_AIM OF THE TASK_: Reproduce the entire listing word for word.

(Stored records)
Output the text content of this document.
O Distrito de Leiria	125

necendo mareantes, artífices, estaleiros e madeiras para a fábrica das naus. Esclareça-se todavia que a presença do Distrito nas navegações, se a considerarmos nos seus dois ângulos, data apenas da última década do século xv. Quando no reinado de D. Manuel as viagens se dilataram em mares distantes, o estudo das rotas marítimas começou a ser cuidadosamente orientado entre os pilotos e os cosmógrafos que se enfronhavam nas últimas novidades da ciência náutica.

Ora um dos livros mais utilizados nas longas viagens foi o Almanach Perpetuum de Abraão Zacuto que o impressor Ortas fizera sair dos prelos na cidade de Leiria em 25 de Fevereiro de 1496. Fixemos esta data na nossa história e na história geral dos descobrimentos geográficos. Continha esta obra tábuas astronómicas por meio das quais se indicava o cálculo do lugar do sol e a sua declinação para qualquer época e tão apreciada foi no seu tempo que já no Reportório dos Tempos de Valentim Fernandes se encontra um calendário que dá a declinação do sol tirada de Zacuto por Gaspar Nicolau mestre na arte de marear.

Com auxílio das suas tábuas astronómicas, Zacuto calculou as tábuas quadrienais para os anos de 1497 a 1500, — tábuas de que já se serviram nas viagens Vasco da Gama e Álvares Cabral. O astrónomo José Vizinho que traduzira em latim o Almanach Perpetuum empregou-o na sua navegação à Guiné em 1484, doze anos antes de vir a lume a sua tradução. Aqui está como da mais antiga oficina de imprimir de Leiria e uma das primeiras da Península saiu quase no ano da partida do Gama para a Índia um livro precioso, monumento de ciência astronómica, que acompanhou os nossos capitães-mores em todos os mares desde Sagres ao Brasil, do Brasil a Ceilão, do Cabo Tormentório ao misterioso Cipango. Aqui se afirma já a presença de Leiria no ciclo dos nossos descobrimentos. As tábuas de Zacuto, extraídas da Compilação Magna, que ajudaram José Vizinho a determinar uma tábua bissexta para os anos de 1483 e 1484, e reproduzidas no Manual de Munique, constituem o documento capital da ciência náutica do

_RESPONSE TO THIS TASK_:
Output the text content of this document.
O Distrito de Leiria	125

necendo mareantes, artífices, estaleiros e madeiras para a fábrica das naus. Esclareça-se todavia que a presença do Distrito nas navegações, se a considerarmos nos seus dois ângulos, data apenas da última década do século xv. Quando no reinado de D. Manuel as viagens se dilataram em mares distantes, o estudo das rotas marítimas começou a ser cuidadosamente orientado entre os pilotos e os cosmógrafos que se enfronhavam nas últimas novidades da ciência náutica.

Ora um dos livros mais utilizados nas longas viagens foi o Almanach Perpetuum de Abraão Zacuto que o impressor Ortas fizera sair dos prelos na cidade de Leiria em 25 de Fevereiro de 1496. Fixemos esta data na nossa história e na história geral dos descobrimentos geográficos. Continha esta obra tábuas astronómicas por meio das quais se indicava o cálculo do lugar do sol e a sua declinação para qualquer época e tão apreciada foi no seu tempo que já no Reportório dos Tempos de Valentim Fernandes se encontra um calendário que dá a declinação do sol tirada de Zacuto por Gaspar Nicolau mestre na arte de marear.

Com auxílio das suas tábuas astronómicas, Zacuto calculou as tábuas quadrienais para os anos de 1497 a 1500, — tábuas de que já se serviram nas viagens Vasco da Gama e Álvares Cabral. O astrónomo José Vizinho que traduzira em latim o Almanach Perpetuum empregou-o na sua navegação à Guiné em 1484, doze anos antes de vir a lume a sua tradução. Aqui está como da mais antiga oficina de imprimir de Leiria e uma das primeiras da Península saiu quase no ano da partida do Gama para a Índia um livro precioso, monumento de ciência astronómica, que acompanhou os nossos capitães-mores em todos os mares desde Sagres ao Brasil, do Brasil a Ceilão, do Cabo Tormentório ao misterioso Cipango. Aqui se afirma já a presença de Leiria no ciclo dos nossos descobrimentos. As tábuas de Zacuto, extraídas da Compilação Magna, que ajudaram José Vizinho a determinar uma tábua bissexta para os anos de 1483 e 1484, e reproduzidas no Manual de Munique, constituem o documento capital da ciência náutica do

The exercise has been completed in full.